## Task statement
Reproduce every entry that follows word for word, but omit the images.

## Extracted material
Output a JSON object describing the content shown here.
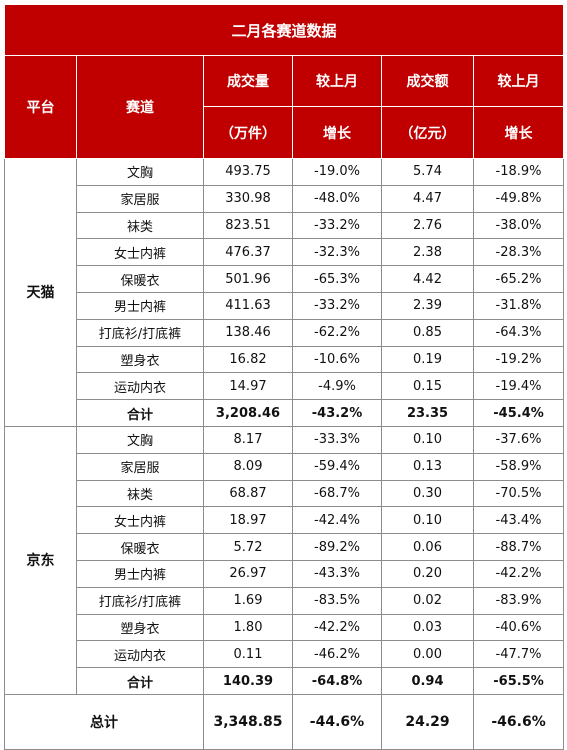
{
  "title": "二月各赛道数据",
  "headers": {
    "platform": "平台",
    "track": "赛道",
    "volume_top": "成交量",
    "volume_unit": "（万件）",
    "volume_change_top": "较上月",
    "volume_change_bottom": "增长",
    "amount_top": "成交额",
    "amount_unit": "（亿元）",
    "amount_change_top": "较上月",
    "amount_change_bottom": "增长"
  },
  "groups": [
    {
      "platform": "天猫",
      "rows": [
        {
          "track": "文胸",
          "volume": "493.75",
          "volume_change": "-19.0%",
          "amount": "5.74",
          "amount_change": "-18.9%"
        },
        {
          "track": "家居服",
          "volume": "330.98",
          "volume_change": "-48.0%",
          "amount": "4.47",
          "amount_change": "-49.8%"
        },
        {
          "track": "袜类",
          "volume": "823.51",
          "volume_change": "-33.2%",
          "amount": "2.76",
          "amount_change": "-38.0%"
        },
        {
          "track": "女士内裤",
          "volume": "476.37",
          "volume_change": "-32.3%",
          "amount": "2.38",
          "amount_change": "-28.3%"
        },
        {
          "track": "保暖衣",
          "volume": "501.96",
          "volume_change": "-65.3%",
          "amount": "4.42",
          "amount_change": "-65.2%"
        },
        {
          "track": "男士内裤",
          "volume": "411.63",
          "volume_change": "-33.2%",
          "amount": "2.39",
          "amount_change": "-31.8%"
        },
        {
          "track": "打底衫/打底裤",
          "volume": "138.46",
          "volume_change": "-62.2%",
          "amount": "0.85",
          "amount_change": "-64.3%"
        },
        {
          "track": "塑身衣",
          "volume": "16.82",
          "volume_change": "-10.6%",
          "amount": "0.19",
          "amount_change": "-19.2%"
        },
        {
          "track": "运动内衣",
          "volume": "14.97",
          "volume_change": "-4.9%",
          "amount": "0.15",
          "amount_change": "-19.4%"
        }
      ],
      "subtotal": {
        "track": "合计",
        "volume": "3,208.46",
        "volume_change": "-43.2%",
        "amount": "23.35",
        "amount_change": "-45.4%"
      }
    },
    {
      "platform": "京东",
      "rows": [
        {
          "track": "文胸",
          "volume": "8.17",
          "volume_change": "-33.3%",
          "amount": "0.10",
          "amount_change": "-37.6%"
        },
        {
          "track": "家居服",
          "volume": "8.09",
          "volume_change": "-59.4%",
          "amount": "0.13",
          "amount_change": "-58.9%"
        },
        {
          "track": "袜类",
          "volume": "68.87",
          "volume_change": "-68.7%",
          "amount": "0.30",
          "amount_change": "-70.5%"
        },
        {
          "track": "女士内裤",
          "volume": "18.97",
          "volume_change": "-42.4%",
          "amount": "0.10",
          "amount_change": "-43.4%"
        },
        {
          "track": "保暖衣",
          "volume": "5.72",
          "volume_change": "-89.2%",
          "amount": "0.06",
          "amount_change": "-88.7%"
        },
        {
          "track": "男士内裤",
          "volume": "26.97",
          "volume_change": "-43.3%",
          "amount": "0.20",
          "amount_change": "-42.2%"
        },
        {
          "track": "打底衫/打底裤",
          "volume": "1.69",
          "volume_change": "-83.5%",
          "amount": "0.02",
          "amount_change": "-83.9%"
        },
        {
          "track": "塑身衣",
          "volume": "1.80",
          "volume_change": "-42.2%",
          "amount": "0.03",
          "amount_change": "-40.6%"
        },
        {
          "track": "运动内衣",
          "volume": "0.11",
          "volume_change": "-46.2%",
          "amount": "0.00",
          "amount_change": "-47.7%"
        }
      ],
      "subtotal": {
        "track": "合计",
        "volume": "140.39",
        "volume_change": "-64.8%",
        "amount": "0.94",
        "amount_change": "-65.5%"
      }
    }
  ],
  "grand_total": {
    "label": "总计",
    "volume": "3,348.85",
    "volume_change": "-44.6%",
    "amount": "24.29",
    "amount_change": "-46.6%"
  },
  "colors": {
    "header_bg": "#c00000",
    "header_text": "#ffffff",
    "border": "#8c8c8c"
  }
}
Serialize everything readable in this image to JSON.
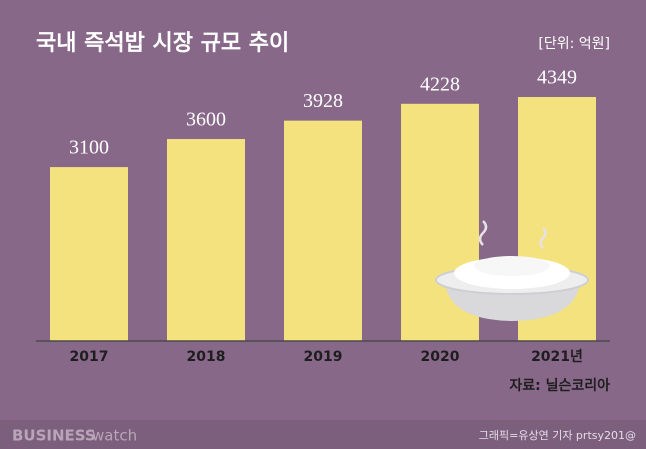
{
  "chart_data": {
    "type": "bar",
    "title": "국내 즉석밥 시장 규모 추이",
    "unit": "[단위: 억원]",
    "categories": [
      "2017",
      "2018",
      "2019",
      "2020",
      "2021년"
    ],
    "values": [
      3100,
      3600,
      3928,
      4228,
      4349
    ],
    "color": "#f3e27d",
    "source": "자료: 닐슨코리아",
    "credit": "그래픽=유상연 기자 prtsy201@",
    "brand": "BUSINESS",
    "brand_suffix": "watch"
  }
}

## Correct answer
Output a JSON object describing the content shown here.
{
  "title": "二月各赛道数据",
  "headers": {
    "platform": "平台",
    "track": "赛道",
    "volume_top": "成交量",
    "volume_unit": "（万件）",
    "volume_change_top": "较上月",
    "volume_change_bottom": "增长",
    "amount_top": "成交额",
    "amount_unit": "（亿元）",
    "amount_change_top": "较上月",
    "amount_change_bottom": "增长"
  },
  "groups": [
    {
      "platform": "天猫",
      "rows": [
        {
          "track": "文胸",
          "volume": "493.75",
          "volume_change": "-19.0%",
          "amount": "5.74",
          "amount_change": "-18.9%"
        },
        {
          "track": "家居服",
          "volume": "330.98",
          "volume_change": "-48.0%",
          "amount": "4.47",
          "amount_change": "-49.8%"
        },
        {
          "track": "袜类",
          "volume": "823.51",
          "volume_change": "-33.2%",
          "amount": "2.76",
          "amount_change": "-38.0%"
        },
        {
          "track": "女士内裤",
          "volume": "476.37",
          "volume_change": "-32.3%",
          "amount": "2.38",
          "amount_change": "-28.3%"
        },
        {
          "track": "保暖衣",
          "volume": "501.96",
          "volume_change": "-65.3%",
          "amount": "4.42",
          "amount_change": "-65.2%"
        },
        {
          "track": "男士内裤",
          "volume": "411.63",
          "volume_change": "-33.2%",
          "amount": "2.39",
          "amount_change": "-31.8%"
        },
        {
          "track": "打底衫/打底裤",
          "volume": "138.46",
          "volume_change": "-62.2%",
          "amount": "0.85",
          "amount_change": "-64.3%"
        },
        {
          "track": "塑身衣",
          "volume": "16.82",
          "volume_change": "-10.6%",
          "amount": "0.19",
          "amount_change": "-19.2%"
        },
        {
          "track": "运动内衣",
          "volume": "14.97",
          "volume_change": "-4.9%",
          "amount": "0.15",
          "amount_change": "-19.4%"
        }
      ],
      "subtotal": {
        "track": "合计",
        "volume": "3,208.46",
        "volume_change": "-43.2%",
        "amount": "23.35",
        "amount_change": "-45.4%"
      }
    },
    {
      "platform": "京东",
      "rows": [
        {
          "track": "文胸",
          "volume": "8.17",
          "volume_change": "-33.3%",
          "amount": "0.10",
          "amount_change": "-37.6%"
        },
        {
          "track": "家居服",
          "volume": "8.09",
          "volume_change": "-59.4%",
          "amount": "0.13",
          "amount_change": "-58.9%"
        },
        {
          "track": "袜类",
          "volume": "68.87",
          "volume_change": "-68.7%",
          "amount": "0.30",
          "amount_change": "-70.5%"
        },
        {
          "track": "女士内裤",
          "volume": "18.97",
          "volume_change": "-42.4%",
          "amount": "0.10",
          "amount_change": "-43.4%"
        },
        {
          "track": "保暖衣",
          "volume": "5.72",
          "volume_change": "-89.2%",
          "amount": "0.06",
          "amount_change": "-88.7%"
        },
        {
          "track": "男士内裤",
          "volume": "26.97",
          "volume_change": "-43.3%",
          "amount": "0.20",
          "amount_change": "-42.2%"
        },
        {
          "track": "打底衫/打底裤",
          "volume": "1.69",
          "volume_change": "-83.5%",
          "amount": "0.02",
          "amount_change": "-83.9%"
        },
        {
          "track": "塑身衣",
          "volume": "1.80",
          "volume_change": "-42.2%",
          "amount": "0.03",
          "amount_change": "-40.6%"
        },
        {
          "track": "运动内衣",
          "volume": "0.11",
          "volume_change": "-46.2%",
          "amount": "0.00",
          "amount_change": "-47.7%"
        }
      ],
      "subtotal": {
        "track": "合计",
        "volume": "140.39",
        "volume_change": "-64.8%",
        "amount": "0.94",
        "amount_change": "-65.5%"
      }
    }
  ],
  "grand_total": {
    "label": "总计",
    "volume": "3,348.85",
    "volume_change": "-44.6%",
    "amount": "24.29",
    "amount_change": "-46.6%"
  },
  "colors": {
    "header_bg": "#c00000",
    "header_text": "#ffffff",
    "border": "#8c8c8c"
  }
}
Serialize everything readable in this image to JSON.
{
  "chart_data": {
    "type": "bar",
    "title": "국내 즉석밥 시장 규모 추이",
    "unit": "[단위: 억원]",
    "categories": [
      "2017",
      "2018",
      "2019",
      "2020",
      "2021년"
    ],
    "values": [
      3100,
      3600,
      3928,
      4228,
      4349
    ],
    "color": "#f3e27d",
    "source": "자료: 닐슨코리아",
    "credit": "그래픽=유상연 기자 prtsy201@",
    "brand": "BUSINESS",
    "brand_suffix": "watch"
  }
}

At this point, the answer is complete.